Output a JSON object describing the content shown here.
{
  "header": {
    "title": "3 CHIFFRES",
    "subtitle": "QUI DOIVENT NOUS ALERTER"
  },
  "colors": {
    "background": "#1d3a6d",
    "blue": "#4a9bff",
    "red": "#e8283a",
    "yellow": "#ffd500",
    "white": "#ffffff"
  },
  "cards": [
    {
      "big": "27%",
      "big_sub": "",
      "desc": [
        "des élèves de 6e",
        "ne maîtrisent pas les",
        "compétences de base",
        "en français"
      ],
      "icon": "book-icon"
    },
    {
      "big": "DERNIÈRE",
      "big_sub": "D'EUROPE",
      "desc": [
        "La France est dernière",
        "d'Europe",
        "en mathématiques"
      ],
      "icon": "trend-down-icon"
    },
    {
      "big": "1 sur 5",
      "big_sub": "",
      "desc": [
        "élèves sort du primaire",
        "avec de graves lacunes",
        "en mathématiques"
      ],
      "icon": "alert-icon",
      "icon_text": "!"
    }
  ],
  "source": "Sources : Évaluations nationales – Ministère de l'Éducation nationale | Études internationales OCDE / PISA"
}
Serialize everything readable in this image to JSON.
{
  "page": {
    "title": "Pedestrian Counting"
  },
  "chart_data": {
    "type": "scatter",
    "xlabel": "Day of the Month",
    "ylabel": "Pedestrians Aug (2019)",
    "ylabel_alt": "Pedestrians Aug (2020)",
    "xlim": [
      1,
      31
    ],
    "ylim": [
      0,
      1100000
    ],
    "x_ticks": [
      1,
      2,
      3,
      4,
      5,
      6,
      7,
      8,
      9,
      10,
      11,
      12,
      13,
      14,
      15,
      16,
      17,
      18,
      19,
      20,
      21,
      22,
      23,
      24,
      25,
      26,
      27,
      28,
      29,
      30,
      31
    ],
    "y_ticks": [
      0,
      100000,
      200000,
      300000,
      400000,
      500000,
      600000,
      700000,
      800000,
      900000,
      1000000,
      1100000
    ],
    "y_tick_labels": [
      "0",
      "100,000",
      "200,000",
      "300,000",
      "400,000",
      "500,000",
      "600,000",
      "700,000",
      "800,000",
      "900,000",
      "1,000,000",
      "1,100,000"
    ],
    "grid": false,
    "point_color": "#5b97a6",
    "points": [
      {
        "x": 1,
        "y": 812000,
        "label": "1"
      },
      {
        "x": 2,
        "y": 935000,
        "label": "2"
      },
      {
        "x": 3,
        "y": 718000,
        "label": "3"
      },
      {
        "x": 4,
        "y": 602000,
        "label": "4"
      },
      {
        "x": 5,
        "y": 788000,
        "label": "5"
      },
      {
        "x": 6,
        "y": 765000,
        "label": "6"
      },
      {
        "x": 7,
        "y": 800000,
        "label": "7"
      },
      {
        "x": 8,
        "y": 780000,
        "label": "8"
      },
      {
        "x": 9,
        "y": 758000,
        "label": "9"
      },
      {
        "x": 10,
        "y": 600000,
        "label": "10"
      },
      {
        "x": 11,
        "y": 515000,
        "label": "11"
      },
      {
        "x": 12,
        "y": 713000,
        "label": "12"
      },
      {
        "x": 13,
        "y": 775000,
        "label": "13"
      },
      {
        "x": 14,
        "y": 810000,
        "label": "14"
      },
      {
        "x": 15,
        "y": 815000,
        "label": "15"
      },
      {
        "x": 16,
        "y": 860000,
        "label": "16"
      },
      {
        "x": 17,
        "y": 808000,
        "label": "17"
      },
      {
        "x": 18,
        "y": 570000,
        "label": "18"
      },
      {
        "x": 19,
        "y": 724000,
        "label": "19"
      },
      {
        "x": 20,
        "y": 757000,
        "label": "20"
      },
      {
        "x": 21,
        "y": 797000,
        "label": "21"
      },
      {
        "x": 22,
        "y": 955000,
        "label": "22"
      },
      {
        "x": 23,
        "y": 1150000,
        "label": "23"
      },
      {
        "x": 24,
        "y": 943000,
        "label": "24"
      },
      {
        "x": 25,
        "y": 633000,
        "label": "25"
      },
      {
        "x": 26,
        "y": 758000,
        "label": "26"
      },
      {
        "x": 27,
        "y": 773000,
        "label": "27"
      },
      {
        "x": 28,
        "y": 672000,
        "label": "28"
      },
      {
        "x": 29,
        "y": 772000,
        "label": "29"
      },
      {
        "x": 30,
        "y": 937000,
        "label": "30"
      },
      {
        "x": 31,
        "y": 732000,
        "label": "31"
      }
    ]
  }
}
=======
_WRITTEN PROBLEM_
Output the full listing without altering anything.

_RESULT FOR THIS TASK_
Output a JSON object describing the content shown here.
{
  "header": {
    "title": "3 CHIFFRES",
    "subtitle": "QUI DOIVENT NOUS ALERTER"
  },
  "colors": {
    "background": "#1d3a6d",
    "blue": "#4a9bff",
    "red": "#e8283a",
    "yellow": "#ffd500",
    "white": "#ffffff"
  },
  "cards": [
    {
      "big": "27%",
      "big_sub": "",
      "desc": [
        "des élèves de 6e",
        "ne maîtrisent pas les",
        "compétences de base",
        "en français"
      ],
      "icon": "book-icon"
    },
    {
      "big": "DERNIÈRE",
      "big_sub": "D'EUROPE",
      "desc": [
        "La France est dernière",
        "d'Europe",
        "en mathématiques"
      ],
      "icon": "trend-down-icon"
    },
    {
      "big": "1 sur 5",
      "big_sub": "",
      "desc": [
        "élèves sort du primaire",
        "avec de graves lacunes",
        "en mathématiques"
      ],
      "icon": "alert-icon",
      "icon_text": "!"
    }
  ],
  "source": "Sources : Évaluations nationales – Ministère de l'Éducation nationale | Études internationales OCDE / PISA"
}
Serialize everything readable in this image to JSON.
{
  "page": {
    "title": "Pedestrian Counting"
  },
  "chart_data": {
    "type": "scatter",
    "xlabel": "Day of the Month",
    "ylabel": "Pedestrians Aug (2019)",
    "ylabel_alt": "Pedestrians Aug (2020)",
    "xlim": [
      1,
      31
    ],
    "ylim": [
      0,
      1100000
    ],
    "x_ticks": [
      1,
      2,
      3,
      4,
      5,
      6,
      7,
      8,
      9,
      10,
      11,
      12,
      13,
      14,
      15,
      16,
      17,
      18,
      19,
      20,
      21,
      22,
      23,
      24,
      25,
      26,
      27,
      28,
      29,
      30,
      31
    ],
    "y_ticks": [
      0,
      100000,
      200000,
      300000,
      400000,
      500000,
      600000,
      700000,
      800000,
      900000,
      1000000,
      1100000
    ],
    "y_tick_labels": [
      "0",
      "100,000",
      "200,000",
      "300,000",
      "400,000",
      "500,000",
      "600,000",
      "700,000",
      "800,000",
      "900,000",
      "1,000,000",
      "1,100,000"
    ],
    "grid": false,
    "point_color": "#5b97a6",
    "points": [
      {
        "x": 1,
        "y": 812000,
        "label": "1"
      },
      {
        "x": 2,
        "y": 935000,
        "label": "2"
      },
      {
        "x": 3,
        "y": 718000,
        "label": "3"
      },
      {
        "x": 4,
        "y": 602000,
        "label": "4"
      },
      {
        "x": 5,
        "y": 788000,
        "label": "5"
      },
      {
        "x": 6,
        "y": 765000,
        "label": "6"
      },
      {
        "x": 7,
        "y": 800000,
        "label": "7"
      },
      {
        "x": 8,
        "y": 780000,
        "label": "8"
      },
      {
        "x": 9,
        "y": 758000,
        "label": "9"
      },
      {
        "x": 10,
        "y": 600000,
        "label": "10"
      },
      {
        "x": 11,
        "y": 515000,
        "label": "11"
      },
      {
        "x": 12,
        "y": 713000,
        "label": "12"
      },
      {
        "x": 13,
        "y": 775000,
        "label": "13"
      },
      {
        "x": 14,
        "y": 810000,
        "label": "14"
      },
      {
        "x": 15,
        "y": 815000,
        "label": "15"
      },
      {
        "x": 16,
        "y": 860000,
        "label": "16"
      },
      {
        "x": 17,
        "y": 808000,
        "label": "17"
      },
      {
        "x": 18,
        "y": 570000,
        "label": "18"
      },
      {
        "x": 19,
        "y": 724000,
        "label": "19"
      },
      {
        "x": 20,
        "y": 757000,
        "label": "20"
      },
      {
        "x": 21,
        "y": 797000,
        "label": "21"
      },
      {
        "x": 22,
        "y": 955000,
        "label": "22"
      },
      {
        "x": 23,
        "y": 1150000,
        "label": "23"
      },
      {
        "x": 24,
        "y": 943000,
        "label": "24"
      },
      {
        "x": 25,
        "y": 633000,
        "label": "25"
      },
      {
        "x": 26,
        "y": 758000,
        "label": "26"
      },
      {
        "x": 27,
        "y": 773000,
        "label": "27"
      },
      {
        "x": 28,
        "y": 672000,
        "label": "28"
      },
      {
        "x": 29,
        "y": 772000,
        "label": "29"
      },
      {
        "x": 30,
        "y": 937000,
        "label": "30"
      },
      {
        "x": 31,
        "y": 732000,
        "label": "31"
      }
    ]
  }
}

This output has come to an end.